* Exercise brief: Each entry below is to be transcribed exactly.

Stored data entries
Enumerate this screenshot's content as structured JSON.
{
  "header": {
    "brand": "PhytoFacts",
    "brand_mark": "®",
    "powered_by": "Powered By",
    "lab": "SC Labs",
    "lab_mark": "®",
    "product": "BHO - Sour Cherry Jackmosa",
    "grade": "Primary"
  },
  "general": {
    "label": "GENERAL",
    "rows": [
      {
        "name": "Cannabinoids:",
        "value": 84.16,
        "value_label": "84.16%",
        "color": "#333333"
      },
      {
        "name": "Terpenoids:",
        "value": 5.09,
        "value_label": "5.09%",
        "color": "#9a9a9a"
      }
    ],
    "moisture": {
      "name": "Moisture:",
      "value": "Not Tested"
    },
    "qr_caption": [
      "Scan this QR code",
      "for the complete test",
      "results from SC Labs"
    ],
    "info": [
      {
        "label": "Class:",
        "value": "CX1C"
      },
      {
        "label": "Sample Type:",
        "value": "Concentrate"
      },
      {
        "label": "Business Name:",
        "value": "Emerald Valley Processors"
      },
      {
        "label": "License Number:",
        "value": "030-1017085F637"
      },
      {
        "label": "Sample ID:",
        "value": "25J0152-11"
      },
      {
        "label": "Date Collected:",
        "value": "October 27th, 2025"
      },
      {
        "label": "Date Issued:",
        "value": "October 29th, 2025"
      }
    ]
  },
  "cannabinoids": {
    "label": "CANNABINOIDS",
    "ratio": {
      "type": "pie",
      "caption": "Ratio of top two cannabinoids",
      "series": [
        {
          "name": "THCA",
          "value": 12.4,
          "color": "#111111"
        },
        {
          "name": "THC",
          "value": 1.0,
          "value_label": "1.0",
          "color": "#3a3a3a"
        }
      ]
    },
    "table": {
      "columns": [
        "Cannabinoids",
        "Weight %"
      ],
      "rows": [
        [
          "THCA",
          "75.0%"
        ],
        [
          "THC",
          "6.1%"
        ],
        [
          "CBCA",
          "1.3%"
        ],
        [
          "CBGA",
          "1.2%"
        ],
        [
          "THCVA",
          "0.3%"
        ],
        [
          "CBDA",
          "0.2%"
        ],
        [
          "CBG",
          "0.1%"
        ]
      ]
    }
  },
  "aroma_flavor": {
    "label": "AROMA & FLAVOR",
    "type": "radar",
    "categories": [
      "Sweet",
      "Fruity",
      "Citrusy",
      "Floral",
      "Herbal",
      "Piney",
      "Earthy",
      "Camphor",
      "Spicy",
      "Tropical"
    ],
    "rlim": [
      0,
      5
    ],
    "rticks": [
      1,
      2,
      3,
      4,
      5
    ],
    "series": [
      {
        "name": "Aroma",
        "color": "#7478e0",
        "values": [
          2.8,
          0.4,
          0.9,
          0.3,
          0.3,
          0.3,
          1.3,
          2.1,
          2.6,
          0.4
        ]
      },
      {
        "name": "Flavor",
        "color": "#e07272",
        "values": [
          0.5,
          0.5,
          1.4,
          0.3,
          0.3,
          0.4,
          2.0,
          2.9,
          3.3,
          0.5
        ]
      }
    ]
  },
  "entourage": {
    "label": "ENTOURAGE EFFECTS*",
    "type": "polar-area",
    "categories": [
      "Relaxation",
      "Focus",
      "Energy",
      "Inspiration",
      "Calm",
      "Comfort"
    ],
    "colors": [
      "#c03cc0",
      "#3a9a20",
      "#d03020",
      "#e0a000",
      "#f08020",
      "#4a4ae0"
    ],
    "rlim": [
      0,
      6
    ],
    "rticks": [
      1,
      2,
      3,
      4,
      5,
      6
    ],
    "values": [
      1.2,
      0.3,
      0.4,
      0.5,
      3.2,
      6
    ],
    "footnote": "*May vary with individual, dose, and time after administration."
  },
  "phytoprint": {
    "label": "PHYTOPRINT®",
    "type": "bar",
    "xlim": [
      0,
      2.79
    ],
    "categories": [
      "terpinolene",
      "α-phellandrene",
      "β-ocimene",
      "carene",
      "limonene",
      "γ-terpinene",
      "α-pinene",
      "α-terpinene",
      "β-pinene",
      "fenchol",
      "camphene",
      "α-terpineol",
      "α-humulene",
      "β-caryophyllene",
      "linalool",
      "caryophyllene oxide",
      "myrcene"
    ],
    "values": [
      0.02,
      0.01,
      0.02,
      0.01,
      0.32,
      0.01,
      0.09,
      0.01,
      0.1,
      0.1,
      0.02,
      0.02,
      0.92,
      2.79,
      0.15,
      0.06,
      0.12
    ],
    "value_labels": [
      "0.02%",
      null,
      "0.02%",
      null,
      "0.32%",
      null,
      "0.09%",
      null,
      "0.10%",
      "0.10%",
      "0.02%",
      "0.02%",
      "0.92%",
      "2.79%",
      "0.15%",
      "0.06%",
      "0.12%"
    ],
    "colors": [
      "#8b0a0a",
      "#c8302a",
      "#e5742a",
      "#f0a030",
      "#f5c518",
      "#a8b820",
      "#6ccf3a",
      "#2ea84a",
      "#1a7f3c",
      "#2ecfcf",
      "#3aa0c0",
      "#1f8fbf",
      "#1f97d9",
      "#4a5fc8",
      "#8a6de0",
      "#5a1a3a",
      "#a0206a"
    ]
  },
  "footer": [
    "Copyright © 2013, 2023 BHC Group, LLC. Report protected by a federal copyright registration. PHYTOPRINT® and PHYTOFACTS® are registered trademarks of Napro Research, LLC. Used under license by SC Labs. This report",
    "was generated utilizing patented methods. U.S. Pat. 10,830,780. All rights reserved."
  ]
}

* Response:
Enumerate this screenshot's content as structured JSON.
{
  "header": {
    "brand": "PhytoFacts",
    "brand_mark": "®",
    "powered_by": "Powered By",
    "lab": "SC Labs",
    "lab_mark": "®",
    "product": "BHO - Sour Cherry Jackmosa",
    "grade": "Primary"
  },
  "general": {
    "label": "GENERAL",
    "rows": [
      {
        "name": "Cannabinoids:",
        "value": 84.16,
        "value_label": "84.16%",
        "color": "#333333"
      },
      {
        "name": "Terpenoids:",
        "value": 5.09,
        "value_label": "5.09%",
        "color": "#9a9a9a"
      }
    ],
    "moisture": {
      "name": "Moisture:",
      "value": "Not Tested"
    },
    "qr_caption": [
      "Scan this QR code",
      "for the complete test",
      "results from SC Labs"
    ],
    "info": [
      {
        "label": "Class:",
        "value": "CX1C"
      },
      {
        "label": "Sample Type:",
        "value": "Concentrate"
      },
      {
        "label": "Business Name:",
        "value": "Emerald Valley Processors"
      },
      {
        "label": "License Number:",
        "value": "030-1017085F637"
      },
      {
        "label": "Sample ID:",
        "value": "25J0152-11"
      },
      {
        "label": "Date Collected:",
        "value": "October 27th, 2025"
      },
      {
        "label": "Date Issued:",
        "value": "October 29th, 2025"
      }
    ]
  },
  "cannabinoids": {
    "label": "CANNABINOIDS",
    "ratio": {
      "type": "pie",
      "caption": "Ratio of top two cannabinoids",
      "series": [
        {
          "name": "THCA",
          "value": 12.4,
          "color": "#111111"
        },
        {
          "name": "THC",
          "value": 1.0,
          "value_label": "1.0",
          "color": "#3a3a3a"
        }
      ]
    },
    "table": {
      "columns": [
        "Cannabinoids",
        "Weight %"
      ],
      "rows": [
        [
          "THCA",
          "75.0%"
        ],
        [
          "THC",
          "6.1%"
        ],
        [
          "CBCA",
          "1.3%"
        ],
        [
          "CBGA",
          "1.2%"
        ],
        [
          "THCVA",
          "0.3%"
        ],
        [
          "CBDA",
          "0.2%"
        ],
        [
          "CBG",
          "0.1%"
        ]
      ]
    }
  },
  "aroma_flavor": {
    "label": "AROMA & FLAVOR",
    "type": "radar",
    "categories": [
      "Sweet",
      "Fruity",
      "Citrusy",
      "Floral",
      "Herbal",
      "Piney",
      "Earthy",
      "Camphor",
      "Spicy",
      "Tropical"
    ],
    "rlim": [
      0,
      5
    ],
    "rticks": [
      1,
      2,
      3,
      4,
      5
    ],
    "series": [
      {
        "name": "Aroma",
        "color": "#7478e0",
        "values": [
          2.8,
          0.4,
          0.9,
          0.3,
          0.3,
          0.3,
          1.3,
          2.1,
          2.6,
          0.4
        ]
      },
      {
        "name": "Flavor",
        "color": "#e07272",
        "values": [
          0.5,
          0.5,
          1.4,
          0.3,
          0.3,
          0.4,
          2.0,
          2.9,
          3.3,
          0.5
        ]
      }
    ]
  },
  "entourage": {
    "label": "ENTOURAGE EFFECTS*",
    "type": "polar-area",
    "categories": [
      "Relaxation",
      "Focus",
      "Energy",
      "Inspiration",
      "Calm",
      "Comfort"
    ],
    "colors": [
      "#c03cc0",
      "#3a9a20",
      "#d03020",
      "#e0a000",
      "#f08020",
      "#4a4ae0"
    ],
    "rlim": [
      0,
      6
    ],
    "rticks": [
      1,
      2,
      3,
      4,
      5,
      6
    ],
    "values": [
      1.2,
      0.3,
      0.4,
      0.5,
      3.2,
      6
    ],
    "footnote": "*May vary with individual, dose, and time after administration."
  },
  "phytoprint": {
    "label": "PHYTOPRINT®",
    "type": "bar",
    "xlim": [
      0,
      2.79
    ],
    "categories": [
      "terpinolene",
      "α-phellandrene",
      "β-ocimene",
      "carene",
      "limonene",
      "γ-terpinene",
      "α-pinene",
      "α-terpinene",
      "β-pinene",
      "fenchol",
      "camphene",
      "α-terpineol",
      "α-humulene",
      "β-caryophyllene",
      "linalool",
      "caryophyllene oxide",
      "myrcene"
    ],
    "values": [
      0.02,
      0.01,
      0.02,
      0.01,
      0.32,
      0.01,
      0.09,
      0.01,
      0.1,
      0.1,
      0.02,
      0.02,
      0.92,
      2.79,
      0.15,
      0.06,
      0.12
    ],
    "value_labels": [
      "0.02%",
      null,
      "0.02%",
      null,
      "0.32%",
      null,
      "0.09%",
      null,
      "0.10%",
      "0.10%",
      "0.02%",
      "0.02%",
      "0.92%",
      "2.79%",
      "0.15%",
      "0.06%",
      "0.12%"
    ],
    "colors": [
      "#8b0a0a",
      "#c8302a",
      "#e5742a",
      "#f0a030",
      "#f5c518",
      "#a8b820",
      "#6ccf3a",
      "#2ea84a",
      "#1a7f3c",
      "#2ecfcf",
      "#3aa0c0",
      "#1f8fbf",
      "#1f97d9",
      "#4a5fc8",
      "#8a6de0",
      "#5a1a3a",
      "#a0206a"
    ]
  },
  "footer": [
    "Copyright © 2013, 2023 BHC Group, LLC. Report protected by a federal copyright registration. PHYTOPRINT® and PHYTOFACTS® are registered trademarks of Napro Research, LLC. Used under license by SC Labs. This report",
    "was generated utilizing patented methods. U.S. Pat. 10,830,780. All rights reserved."
  ]
}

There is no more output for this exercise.